PROBLEM REQUIREMENTS
Repeat the listing below in full, exactly as it stands.

====== EXTRACTED RECORDS

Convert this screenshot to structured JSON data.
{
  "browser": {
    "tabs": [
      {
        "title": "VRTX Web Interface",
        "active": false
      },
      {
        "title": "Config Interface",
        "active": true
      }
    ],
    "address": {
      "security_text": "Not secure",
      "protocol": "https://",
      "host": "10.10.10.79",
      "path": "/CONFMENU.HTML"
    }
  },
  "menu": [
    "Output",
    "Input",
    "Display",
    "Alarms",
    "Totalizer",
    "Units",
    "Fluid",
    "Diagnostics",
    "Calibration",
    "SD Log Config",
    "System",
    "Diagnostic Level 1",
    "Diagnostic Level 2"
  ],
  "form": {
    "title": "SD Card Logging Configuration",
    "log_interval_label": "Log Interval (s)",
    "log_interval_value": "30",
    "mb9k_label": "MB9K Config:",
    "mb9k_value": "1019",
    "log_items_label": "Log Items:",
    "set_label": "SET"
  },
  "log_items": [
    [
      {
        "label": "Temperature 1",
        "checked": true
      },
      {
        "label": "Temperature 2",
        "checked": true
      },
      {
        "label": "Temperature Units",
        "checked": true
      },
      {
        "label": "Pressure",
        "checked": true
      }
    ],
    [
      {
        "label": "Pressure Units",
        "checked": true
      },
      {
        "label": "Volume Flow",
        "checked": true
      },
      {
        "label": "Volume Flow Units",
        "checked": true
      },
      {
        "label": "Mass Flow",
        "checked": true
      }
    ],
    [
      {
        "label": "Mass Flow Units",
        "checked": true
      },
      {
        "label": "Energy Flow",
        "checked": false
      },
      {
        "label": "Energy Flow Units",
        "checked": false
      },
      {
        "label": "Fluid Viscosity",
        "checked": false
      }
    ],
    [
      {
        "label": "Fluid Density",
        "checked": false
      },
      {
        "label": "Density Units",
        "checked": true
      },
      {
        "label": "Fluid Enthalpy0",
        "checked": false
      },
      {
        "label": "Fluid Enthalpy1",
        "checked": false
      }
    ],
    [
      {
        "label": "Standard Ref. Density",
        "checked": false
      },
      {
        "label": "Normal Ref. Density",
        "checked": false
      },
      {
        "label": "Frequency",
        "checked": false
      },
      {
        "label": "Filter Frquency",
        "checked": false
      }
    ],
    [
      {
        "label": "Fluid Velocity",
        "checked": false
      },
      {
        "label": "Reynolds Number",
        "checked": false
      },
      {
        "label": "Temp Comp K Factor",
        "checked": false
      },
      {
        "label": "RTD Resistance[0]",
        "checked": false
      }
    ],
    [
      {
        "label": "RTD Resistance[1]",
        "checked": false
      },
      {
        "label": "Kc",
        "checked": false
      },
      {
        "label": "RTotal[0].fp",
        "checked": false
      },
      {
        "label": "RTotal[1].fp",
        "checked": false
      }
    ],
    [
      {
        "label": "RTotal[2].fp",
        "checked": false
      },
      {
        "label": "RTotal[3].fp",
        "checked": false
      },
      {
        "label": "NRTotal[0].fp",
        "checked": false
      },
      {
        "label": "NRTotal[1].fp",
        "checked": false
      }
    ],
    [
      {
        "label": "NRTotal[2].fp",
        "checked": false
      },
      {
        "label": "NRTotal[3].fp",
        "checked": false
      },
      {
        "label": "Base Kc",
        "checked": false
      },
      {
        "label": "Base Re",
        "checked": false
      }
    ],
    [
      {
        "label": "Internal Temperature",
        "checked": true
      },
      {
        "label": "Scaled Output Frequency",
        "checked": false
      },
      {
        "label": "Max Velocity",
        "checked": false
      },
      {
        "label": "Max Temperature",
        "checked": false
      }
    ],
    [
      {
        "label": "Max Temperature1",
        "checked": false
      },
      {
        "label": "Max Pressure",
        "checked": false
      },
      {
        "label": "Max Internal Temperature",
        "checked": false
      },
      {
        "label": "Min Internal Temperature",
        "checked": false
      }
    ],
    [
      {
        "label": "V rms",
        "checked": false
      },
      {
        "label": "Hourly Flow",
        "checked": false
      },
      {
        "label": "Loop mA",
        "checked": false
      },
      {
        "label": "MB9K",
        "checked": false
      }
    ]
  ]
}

============

EXPECTED ANSWER
Convert this screenshot to structured JSON data.
{
  "browser": {
    "tabs": [
      {
        "title": "VRTX Web Interface",
        "active": false
      },
      {
        "title": "Config Interface",
        "active": true
      }
    ],
    "address": {
      "security_text": "Not secure",
      "protocol": "https://",
      "host": "10.10.10.79",
      "path": "/CONFMENU.HTML"
    }
  },
  "menu": [
    "Output",
    "Input",
    "Display",
    "Alarms",
    "Totalizer",
    "Units",
    "Fluid",
    "Diagnostics",
    "Calibration",
    "SD Log Config",
    "System",
    "Diagnostic Level 1",
    "Diagnostic Level 2"
  ],
  "form": {
    "title": "SD Card Logging Configuration",
    "log_interval_label": "Log Interval (s)",
    "log_interval_value": "30",
    "mb9k_label": "MB9K Config:",
    "mb9k_value": "1019",
    "log_items_label": "Log Items:",
    "set_label": "SET"
  },
  "log_items": [
    [
      {
        "label": "Temperature 1",
        "checked": true
      },
      {
        "label": "Temperature 2",
        "checked": true
      },
      {
        "label": "Temperature Units",
        "checked": true
      },
      {
        "label": "Pressure",
        "checked": true
      }
    ],
    [
      {
        "label": "Pressure Units",
        "checked": true
      },
      {
        "label": "Volume Flow",
        "checked": true
      },
      {
        "label": "Volume Flow Units",
        "checked": true
      },
      {
        "label": "Mass Flow",
        "checked": true
      }
    ],
    [
      {
        "label": "Mass Flow Units",
        "checked": true
      },
      {
        "label": "Energy Flow",
        "checked": false
      },
      {
        "label": "Energy Flow Units",
        "checked": false
      },
      {
        "label": "Fluid Viscosity",
        "checked": false
      }
    ],
    [
      {
        "label": "Fluid Density",
        "checked": false
      },
      {
        "label": "Density Units",
        "checked": true
      },
      {
        "label": "Fluid Enthalpy0",
        "checked": false
      },
      {
        "label": "Fluid Enthalpy1",
        "checked": false
      }
    ],
    [
      {
        "label": "Standard Ref. Density",
        "checked": false
      },
      {
        "label": "Normal Ref. Density",
        "checked": false
      },
      {
        "label": "Frequency",
        "checked": false
      },
      {
        "label": "Filter Frquency",
        "checked": false
      }
    ],
    [
      {
        "label": "Fluid Velocity",
        "checked": false
      },
      {
        "label": "Reynolds Number",
        "checked": false
      },
      {
        "label": "Temp Comp K Factor",
        "checked": false
      },
      {
        "label": "RTD Resistance[0]",
        "checked": false
      }
    ],
    [
      {
        "label": "RTD Resistance[1]",
        "checked": false
      },
      {
        "label": "Kc",
        "checked": false
      },
      {
        "label": "RTotal[0].fp",
        "checked": false
      },
      {
        "label": "RTotal[1].fp",
        "checked": false
      }
    ],
    [
      {
        "label": "RTotal[2].fp",
        "checked": false
      },
      {
        "label": "RTotal[3].fp",
        "checked": false
      },
      {
        "label": "NRTotal[0].fp",
        "checked": false
      },
      {
        "label": "NRTotal[1].fp",
        "checked": false
      }
    ],
    [
      {
        "label": "NRTotal[2].fp",
        "checked": false
      },
      {
        "label": "NRTotal[3].fp",
        "checked": false
      },
      {
        "label": "Base Kc",
        "checked": false
      },
      {
        "label": "Base Re",
        "checked": false
      }
    ],
    [
      {
        "label": "Internal Temperature",
        "checked": true
      },
      {
        "label": "Scaled Output Frequency",
        "checked": false
      },
      {
        "label": "Max Velocity",
        "checked": false
      },
      {
        "label": "Max Temperature",
        "checked": false
      }
    ],
    [
      {
        "label": "Max Temperature1",
        "checked": false
      },
      {
        "label": "Max Pressure",
        "checked": false
      },
      {
        "label": "Max Internal Temperature",
        "checked": false
      },
      {
        "label": "Min Internal Temperature",
        "checked": false
      }
    ],
    [
      {
        "label": "V rms",
        "checked": false
      },
      {
        "label": "Hourly Flow",
        "checked": false
      },
      {
        "label": "Loop mA",
        "checked": false
      },
      {
        "label": "MB9K",
        "checked": false
      }
    ]
  ]
}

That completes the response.